[Dataset items]
— Begin —
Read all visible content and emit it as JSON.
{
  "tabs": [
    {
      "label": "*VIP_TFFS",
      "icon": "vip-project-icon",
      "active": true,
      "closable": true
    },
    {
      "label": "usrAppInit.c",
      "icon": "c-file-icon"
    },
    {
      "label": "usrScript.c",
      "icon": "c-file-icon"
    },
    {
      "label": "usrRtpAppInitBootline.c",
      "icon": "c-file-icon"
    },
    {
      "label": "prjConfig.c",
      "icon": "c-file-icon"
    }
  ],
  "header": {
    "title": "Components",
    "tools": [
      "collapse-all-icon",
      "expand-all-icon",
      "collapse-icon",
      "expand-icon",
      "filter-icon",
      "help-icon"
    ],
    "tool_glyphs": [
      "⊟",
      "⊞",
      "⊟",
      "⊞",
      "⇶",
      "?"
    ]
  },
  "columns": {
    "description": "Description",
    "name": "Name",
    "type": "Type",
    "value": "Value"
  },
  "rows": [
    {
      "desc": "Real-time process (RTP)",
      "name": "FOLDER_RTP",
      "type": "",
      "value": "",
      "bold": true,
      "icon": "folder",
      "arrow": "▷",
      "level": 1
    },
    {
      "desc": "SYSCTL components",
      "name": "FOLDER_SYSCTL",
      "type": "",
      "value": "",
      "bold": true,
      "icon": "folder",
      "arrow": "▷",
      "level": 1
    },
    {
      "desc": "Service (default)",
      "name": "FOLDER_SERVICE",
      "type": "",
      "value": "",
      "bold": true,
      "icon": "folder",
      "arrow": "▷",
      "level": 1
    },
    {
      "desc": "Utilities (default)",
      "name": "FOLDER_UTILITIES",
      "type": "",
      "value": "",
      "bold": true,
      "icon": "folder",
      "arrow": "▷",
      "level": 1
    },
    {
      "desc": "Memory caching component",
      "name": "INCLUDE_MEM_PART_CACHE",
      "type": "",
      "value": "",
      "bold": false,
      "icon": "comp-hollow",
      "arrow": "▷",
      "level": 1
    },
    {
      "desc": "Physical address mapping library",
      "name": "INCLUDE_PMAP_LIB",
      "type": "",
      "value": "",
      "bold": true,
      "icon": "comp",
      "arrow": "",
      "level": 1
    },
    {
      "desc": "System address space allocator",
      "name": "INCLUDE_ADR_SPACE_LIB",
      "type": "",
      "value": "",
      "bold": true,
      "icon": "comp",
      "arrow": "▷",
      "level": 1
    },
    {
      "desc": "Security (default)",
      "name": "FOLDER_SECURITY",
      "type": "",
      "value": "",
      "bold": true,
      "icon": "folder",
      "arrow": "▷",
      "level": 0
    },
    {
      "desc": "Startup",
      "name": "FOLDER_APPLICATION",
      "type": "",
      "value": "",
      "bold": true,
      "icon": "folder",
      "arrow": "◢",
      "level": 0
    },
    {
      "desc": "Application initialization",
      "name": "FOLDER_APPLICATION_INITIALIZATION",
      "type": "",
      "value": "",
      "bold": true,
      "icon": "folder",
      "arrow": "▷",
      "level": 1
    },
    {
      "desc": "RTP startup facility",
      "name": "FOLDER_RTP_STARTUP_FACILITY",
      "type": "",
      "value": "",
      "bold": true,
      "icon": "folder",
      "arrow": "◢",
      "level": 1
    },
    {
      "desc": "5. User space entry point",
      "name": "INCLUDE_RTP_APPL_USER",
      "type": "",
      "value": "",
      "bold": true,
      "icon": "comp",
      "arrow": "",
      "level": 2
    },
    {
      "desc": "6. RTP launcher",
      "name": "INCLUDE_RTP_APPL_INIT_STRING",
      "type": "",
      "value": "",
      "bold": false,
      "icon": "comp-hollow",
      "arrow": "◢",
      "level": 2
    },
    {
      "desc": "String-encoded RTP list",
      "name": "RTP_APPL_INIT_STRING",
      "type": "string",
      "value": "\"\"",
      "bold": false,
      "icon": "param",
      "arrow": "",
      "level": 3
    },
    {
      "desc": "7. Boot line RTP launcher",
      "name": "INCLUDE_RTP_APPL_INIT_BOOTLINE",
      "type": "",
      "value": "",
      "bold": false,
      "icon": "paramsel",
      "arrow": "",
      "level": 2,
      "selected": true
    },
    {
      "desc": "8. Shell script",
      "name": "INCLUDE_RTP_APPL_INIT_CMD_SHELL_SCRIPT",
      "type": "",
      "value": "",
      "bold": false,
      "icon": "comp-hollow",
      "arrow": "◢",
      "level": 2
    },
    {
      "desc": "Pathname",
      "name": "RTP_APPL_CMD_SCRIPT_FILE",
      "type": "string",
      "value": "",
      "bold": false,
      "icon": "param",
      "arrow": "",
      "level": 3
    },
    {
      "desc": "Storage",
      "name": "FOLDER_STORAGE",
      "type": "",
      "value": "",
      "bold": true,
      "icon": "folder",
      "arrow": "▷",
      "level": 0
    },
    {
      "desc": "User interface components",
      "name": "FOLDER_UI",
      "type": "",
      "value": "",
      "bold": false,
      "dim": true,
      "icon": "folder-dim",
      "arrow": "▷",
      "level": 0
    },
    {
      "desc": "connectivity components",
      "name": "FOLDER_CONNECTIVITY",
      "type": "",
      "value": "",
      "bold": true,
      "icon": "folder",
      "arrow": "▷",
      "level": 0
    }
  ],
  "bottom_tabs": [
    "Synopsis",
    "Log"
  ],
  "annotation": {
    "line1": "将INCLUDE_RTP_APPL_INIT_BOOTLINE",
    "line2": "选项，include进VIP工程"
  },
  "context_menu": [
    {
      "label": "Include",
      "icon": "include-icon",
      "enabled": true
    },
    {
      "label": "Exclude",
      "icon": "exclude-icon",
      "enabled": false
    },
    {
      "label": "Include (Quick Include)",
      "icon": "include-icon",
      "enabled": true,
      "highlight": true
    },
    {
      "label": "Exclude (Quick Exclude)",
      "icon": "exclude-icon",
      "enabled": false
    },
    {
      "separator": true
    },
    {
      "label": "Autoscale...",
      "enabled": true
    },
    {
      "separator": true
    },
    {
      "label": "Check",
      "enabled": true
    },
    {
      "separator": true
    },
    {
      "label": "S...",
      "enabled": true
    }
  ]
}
— End —
Task objective:
Restate the records, all of them, precisely as written.

The answer:
Read all visible content and emit it as JSON.
{
  "tabs": [
    {
      "label": "*VIP_TFFS",
      "icon": "vip-project-icon",
      "active": true,
      "closable": true
    },
    {
      "label": "usrAppInit.c",
      "icon": "c-file-icon"
    },
    {
      "label": "usrScript.c",
      "icon": "c-file-icon"
    },
    {
      "label": "usrRtpAppInitBootline.c",
      "icon": "c-file-icon"
    },
    {
      "label": "prjConfig.c",
      "icon": "c-file-icon"
    }
  ],
  "header": {
    "title": "Components",
    "tools": [
      "collapse-all-icon",
      "expand-all-icon",
      "collapse-icon",
      "expand-icon",
      "filter-icon",
      "help-icon"
    ],
    "tool_glyphs": [
      "⊟",
      "⊞",
      "⊟",
      "⊞",
      "⇶",
      "?"
    ]
  },
  "columns": {
    "description": "Description",
    "name": "Name",
    "type": "Type",
    "value": "Value"
  },
  "rows": [
    {
      "desc": "Real-time process (RTP)",
      "name": "FOLDER_RTP",
      "type": "",
      "value": "",
      "bold": true,
      "icon": "folder",
      "arrow": "▷",
      "level": 1
    },
    {
      "desc": "SYSCTL components",
      "name": "FOLDER_SYSCTL",
      "type": "",
      "value": "",
      "bold": true,
      "icon": "folder",
      "arrow": "▷",
      "level": 1
    },
    {
      "desc": "Service (default)",
      "name": "FOLDER_SERVICE",
      "type": "",
      "value": "",
      "bold": true,
      "icon": "folder",
      "arrow": "▷",
      "level": 1
    },
    {
      "desc": "Utilities (default)",
      "name": "FOLDER_UTILITIES",
      "type": "",
      "value": "",
      "bold": true,
      "icon": "folder",
      "arrow": "▷",
      "level": 1
    },
    {
      "desc": "Memory caching component",
      "name": "INCLUDE_MEM_PART_CACHE",
      "type": "",
      "value": "",
      "bold": false,
      "icon": "comp-hollow",
      "arrow": "▷",
      "level": 1
    },
    {
      "desc": "Physical address mapping library",
      "name": "INCLUDE_PMAP_LIB",
      "type": "",
      "value": "",
      "bold": true,
      "icon": "comp",
      "arrow": "",
      "level": 1
    },
    {
      "desc": "System address space allocator",
      "name": "INCLUDE_ADR_SPACE_LIB",
      "type": "",
      "value": "",
      "bold": true,
      "icon": "comp",
      "arrow": "▷",
      "level": 1
    },
    {
      "desc": "Security (default)",
      "name": "FOLDER_SECURITY",
      "type": "",
      "value": "",
      "bold": true,
      "icon": "folder",
      "arrow": "▷",
      "level": 0
    },
    {
      "desc": "Startup",
      "name": "FOLDER_APPLICATION",
      "type": "",
      "value": "",
      "bold": true,
      "icon": "folder",
      "arrow": "◢",
      "level": 0
    },
    {
      "desc": "Application initialization",
      "name": "FOLDER_APPLICATION_INITIALIZATION",
      "type": "",
      "value": "",
      "bold": true,
      "icon": "folder",
      "arrow": "▷",
      "level": 1
    },
    {
      "desc": "RTP startup facility",
      "name": "FOLDER_RTP_STARTUP_FACILITY",
      "type": "",
      "value": "",
      "bold": true,
      "icon": "folder",
      "arrow": "◢",
      "level": 1
    },
    {
      "desc": "5. User space entry point",
      "name": "INCLUDE_RTP_APPL_USER",
      "type": "",
      "value": "",
      "bold": true,
      "icon": "comp",
      "arrow": "",
      "level": 2
    },
    {
      "desc": "6. RTP launcher",
      "name": "INCLUDE_RTP_APPL_INIT_STRING",
      "type": "",
      "value": "",
      "bold": false,
      "icon": "comp-hollow",
      "arrow": "◢",
      "level": 2
    },
    {
      "desc": "String-encoded RTP list",
      "name": "RTP_APPL_INIT_STRING",
      "type": "string",
      "value": "\"\"",
      "bold": false,
      "icon": "param",
      "arrow": "",
      "level": 3
    },
    {
      "desc": "7. Boot line RTP launcher",
      "name": "INCLUDE_RTP_APPL_INIT_BOOTLINE",
      "type": "",
      "value": "",
      "bold": false,
      "icon": "paramsel",
      "arrow": "",
      "level": 2,
      "selected": true
    },
    {
      "desc": "8. Shell script",
      "name": "INCLUDE_RTP_APPL_INIT_CMD_SHELL_SCRIPT",
      "type": "",
      "value": "",
      "bold": false,
      "icon": "comp-hollow",
      "arrow": "◢",
      "level": 2
    },
    {
      "desc": "Pathname",
      "name": "RTP_APPL_CMD_SCRIPT_FILE",
      "type": "string",
      "value": "",
      "bold": false,
      "icon": "param",
      "arrow": "",
      "level": 3
    },
    {
      "desc": "Storage",
      "name": "FOLDER_STORAGE",
      "type": "",
      "value": "",
      "bold": true,
      "icon": "folder",
      "arrow": "▷",
      "level": 0
    },
    {
      "desc": "User interface components",
      "name": "FOLDER_UI",
      "type": "",
      "value": "",
      "bold": false,
      "dim": true,
      "icon": "folder-dim",
      "arrow": "▷",
      "level": 0
    },
    {
      "desc": "connectivity components",
      "name": "FOLDER_CONNECTIVITY",
      "type": "",
      "value": "",
      "bold": true,
      "icon": "folder",
      "arrow": "▷",
      "level": 0
    }
  ],
  "bottom_tabs": [
    "Synopsis",
    "Log"
  ],
  "annotation": {
    "line1": "将INCLUDE_RTP_APPL_INIT_BOOTLINE",
    "line2": "选项，include进VIP工程"
  },
  "context_menu": [
    {
      "label": "Include",
      "icon": "include-icon",
      "enabled": true
    },
    {
      "label": "Exclude",
      "icon": "exclude-icon",
      "enabled": false
    },
    {
      "label": "Include (Quick Include)",
      "icon": "include-icon",
      "enabled": true,
      "highlight": true
    },
    {
      "label": "Exclude (Quick Exclude)",
      "icon": "exclude-icon",
      "enabled": false
    },
    {
      "separator": true
    },
    {
      "label": "Autoscale...",
      "enabled": true
    },
    {
      "separator": true
    },
    {
      "label": "Check",
      "enabled": true
    },
    {
      "separator": true
    },
    {
      "label": "S...",
      "enabled": true
    }
  ]
}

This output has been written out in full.